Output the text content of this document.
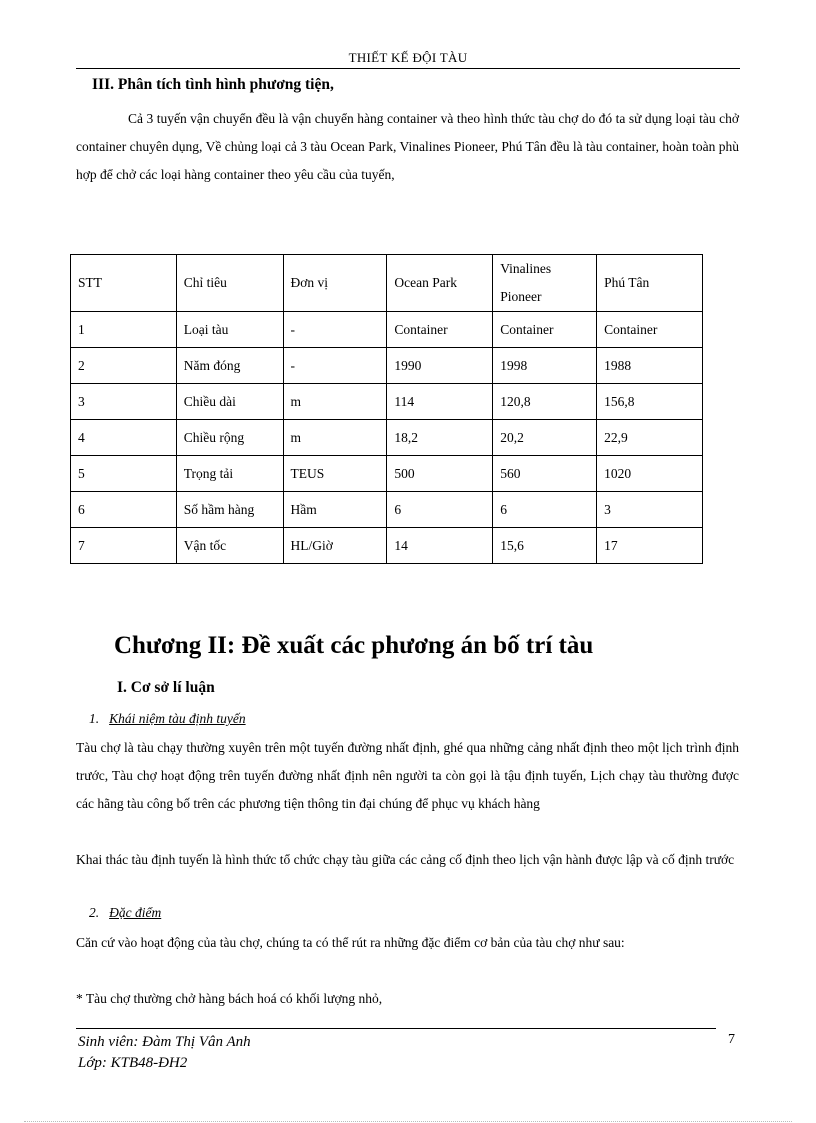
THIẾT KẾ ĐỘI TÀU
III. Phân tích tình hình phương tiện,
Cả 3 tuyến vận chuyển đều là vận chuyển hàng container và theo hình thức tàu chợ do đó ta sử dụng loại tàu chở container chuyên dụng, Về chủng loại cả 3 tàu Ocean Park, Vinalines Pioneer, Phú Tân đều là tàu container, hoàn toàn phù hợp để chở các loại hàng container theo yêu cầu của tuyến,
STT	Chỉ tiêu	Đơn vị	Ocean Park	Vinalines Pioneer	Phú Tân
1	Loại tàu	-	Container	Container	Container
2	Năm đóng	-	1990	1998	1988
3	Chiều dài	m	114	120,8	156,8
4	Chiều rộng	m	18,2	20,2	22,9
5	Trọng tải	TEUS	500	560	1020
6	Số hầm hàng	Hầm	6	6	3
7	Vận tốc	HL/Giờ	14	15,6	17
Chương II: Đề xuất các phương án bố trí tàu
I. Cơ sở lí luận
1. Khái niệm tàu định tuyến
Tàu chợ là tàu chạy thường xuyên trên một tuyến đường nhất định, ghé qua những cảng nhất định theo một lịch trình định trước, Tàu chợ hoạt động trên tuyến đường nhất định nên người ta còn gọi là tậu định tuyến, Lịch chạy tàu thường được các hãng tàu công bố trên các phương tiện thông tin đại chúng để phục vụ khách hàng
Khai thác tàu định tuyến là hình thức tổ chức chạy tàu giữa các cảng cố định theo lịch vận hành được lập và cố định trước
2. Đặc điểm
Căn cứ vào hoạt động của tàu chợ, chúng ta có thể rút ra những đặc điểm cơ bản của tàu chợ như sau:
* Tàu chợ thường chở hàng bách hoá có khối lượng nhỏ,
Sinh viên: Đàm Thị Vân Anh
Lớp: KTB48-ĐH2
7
+ + + + + + +
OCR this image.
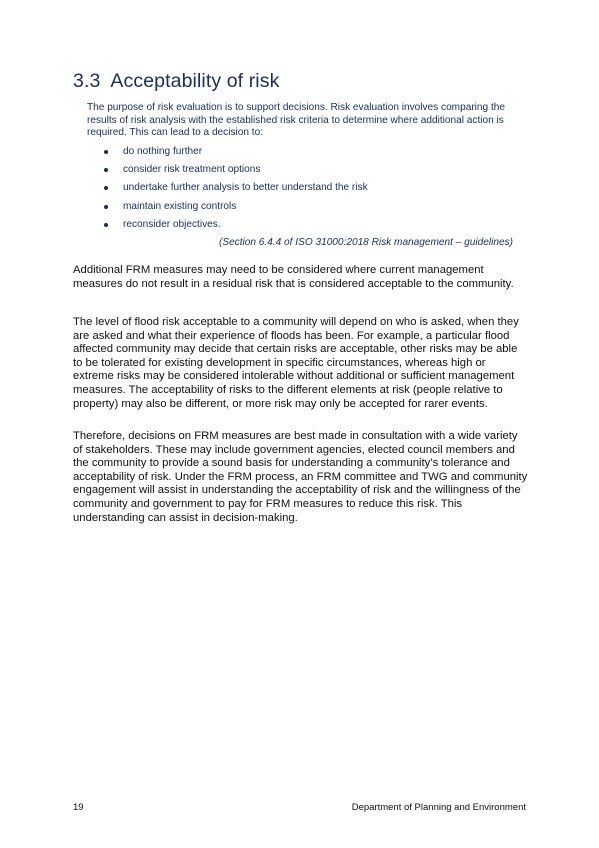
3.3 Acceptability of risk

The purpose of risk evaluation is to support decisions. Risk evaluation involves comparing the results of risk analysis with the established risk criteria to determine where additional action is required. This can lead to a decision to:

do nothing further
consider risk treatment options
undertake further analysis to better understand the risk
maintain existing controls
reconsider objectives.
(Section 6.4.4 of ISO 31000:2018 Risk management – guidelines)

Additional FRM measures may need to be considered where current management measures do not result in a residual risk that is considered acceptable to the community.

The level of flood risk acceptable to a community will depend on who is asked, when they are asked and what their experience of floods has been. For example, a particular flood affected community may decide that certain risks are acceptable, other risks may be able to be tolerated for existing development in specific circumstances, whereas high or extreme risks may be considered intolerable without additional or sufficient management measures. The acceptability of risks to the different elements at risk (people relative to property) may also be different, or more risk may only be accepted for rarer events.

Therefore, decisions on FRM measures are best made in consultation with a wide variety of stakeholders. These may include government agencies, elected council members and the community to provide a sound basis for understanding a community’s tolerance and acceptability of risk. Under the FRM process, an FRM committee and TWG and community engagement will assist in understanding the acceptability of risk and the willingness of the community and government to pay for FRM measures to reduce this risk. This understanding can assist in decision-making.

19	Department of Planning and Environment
+ + + + + + +
* _PROMPT_: Determine how many lines in the listing above hold the word "thức", answering with the number only.

* _ANSWER FOR THIS EXERCISE_: 2